RECORD LIST:
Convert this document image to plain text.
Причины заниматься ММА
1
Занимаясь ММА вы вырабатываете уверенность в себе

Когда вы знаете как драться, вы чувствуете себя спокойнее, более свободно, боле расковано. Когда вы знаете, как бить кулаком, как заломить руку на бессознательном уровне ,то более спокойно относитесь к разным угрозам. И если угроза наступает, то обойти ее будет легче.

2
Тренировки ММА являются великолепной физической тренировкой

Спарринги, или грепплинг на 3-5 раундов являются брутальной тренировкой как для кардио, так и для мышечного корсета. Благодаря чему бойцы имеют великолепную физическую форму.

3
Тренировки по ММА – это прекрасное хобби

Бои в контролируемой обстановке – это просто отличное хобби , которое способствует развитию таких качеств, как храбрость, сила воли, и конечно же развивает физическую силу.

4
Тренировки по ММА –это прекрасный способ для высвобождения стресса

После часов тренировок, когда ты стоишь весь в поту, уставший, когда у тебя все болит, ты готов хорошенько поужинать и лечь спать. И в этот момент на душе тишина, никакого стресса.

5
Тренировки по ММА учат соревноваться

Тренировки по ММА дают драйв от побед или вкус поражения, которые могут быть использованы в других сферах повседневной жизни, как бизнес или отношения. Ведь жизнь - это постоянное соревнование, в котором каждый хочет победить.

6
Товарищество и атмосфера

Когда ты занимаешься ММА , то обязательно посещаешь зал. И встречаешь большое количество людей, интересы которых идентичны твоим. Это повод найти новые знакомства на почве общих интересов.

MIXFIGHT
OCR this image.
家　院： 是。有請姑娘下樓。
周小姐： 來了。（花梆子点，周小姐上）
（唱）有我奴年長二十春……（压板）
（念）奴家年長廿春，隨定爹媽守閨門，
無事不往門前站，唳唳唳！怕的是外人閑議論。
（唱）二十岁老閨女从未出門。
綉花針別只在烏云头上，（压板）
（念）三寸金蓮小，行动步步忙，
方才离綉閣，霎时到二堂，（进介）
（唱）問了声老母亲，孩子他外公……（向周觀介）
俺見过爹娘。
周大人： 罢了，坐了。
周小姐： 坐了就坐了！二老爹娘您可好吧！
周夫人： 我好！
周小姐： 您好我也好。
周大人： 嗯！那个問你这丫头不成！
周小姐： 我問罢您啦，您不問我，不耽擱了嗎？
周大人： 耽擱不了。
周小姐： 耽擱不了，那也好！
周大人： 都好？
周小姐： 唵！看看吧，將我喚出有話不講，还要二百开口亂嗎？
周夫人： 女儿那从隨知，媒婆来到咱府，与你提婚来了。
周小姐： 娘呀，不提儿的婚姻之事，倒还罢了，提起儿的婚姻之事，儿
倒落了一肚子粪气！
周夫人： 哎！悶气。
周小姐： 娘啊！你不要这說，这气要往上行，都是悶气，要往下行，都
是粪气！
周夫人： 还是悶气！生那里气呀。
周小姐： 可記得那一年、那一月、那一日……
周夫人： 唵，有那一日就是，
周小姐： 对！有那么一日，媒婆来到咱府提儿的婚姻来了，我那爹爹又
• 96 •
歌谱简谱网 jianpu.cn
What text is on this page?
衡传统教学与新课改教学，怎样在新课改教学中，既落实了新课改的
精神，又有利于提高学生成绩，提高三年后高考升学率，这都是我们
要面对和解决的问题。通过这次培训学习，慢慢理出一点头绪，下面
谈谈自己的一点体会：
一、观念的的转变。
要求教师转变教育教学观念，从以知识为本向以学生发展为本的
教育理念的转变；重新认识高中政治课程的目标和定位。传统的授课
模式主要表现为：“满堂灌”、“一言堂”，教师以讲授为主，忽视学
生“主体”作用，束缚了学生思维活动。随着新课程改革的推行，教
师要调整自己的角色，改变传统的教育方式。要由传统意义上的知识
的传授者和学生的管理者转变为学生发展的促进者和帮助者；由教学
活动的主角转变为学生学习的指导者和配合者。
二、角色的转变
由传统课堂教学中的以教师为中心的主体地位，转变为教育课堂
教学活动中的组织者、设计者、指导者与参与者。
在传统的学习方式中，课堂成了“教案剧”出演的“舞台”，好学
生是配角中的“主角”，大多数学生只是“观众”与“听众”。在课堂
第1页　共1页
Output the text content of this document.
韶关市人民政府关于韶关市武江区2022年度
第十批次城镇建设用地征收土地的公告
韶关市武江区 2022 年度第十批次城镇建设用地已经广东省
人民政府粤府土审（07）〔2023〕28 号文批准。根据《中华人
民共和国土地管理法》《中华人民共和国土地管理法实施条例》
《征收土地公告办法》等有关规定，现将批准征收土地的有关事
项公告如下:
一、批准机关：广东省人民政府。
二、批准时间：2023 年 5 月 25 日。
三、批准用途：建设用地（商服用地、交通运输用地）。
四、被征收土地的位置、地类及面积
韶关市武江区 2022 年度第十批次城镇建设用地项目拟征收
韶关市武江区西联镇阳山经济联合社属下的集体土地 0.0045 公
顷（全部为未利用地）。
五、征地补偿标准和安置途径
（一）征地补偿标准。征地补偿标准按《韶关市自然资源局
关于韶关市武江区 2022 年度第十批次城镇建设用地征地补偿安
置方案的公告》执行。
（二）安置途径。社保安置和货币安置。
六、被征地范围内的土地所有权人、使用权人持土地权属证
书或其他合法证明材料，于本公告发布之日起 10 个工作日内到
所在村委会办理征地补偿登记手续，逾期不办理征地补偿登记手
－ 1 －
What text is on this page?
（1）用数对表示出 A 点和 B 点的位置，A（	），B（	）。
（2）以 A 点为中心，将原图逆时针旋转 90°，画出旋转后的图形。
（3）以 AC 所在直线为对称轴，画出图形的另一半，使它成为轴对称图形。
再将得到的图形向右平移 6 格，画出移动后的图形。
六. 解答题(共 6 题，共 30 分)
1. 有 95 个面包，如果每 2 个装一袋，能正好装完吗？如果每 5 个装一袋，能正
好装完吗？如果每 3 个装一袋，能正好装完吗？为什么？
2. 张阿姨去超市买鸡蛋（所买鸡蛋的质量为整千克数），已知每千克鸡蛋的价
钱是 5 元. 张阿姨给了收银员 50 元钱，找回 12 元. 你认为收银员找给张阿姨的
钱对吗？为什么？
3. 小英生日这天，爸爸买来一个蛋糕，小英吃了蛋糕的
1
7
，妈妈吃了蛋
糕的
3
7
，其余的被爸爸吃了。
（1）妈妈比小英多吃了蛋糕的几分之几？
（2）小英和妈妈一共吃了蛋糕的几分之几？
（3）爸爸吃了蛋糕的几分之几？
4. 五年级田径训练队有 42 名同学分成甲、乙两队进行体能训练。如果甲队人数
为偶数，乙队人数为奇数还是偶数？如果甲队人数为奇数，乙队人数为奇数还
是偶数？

DIRECTIVE:
Going through the entries above, report how many lines include the string "text". The number alone is the answer.

OUTPUT FOR THIS EXERCISE:
4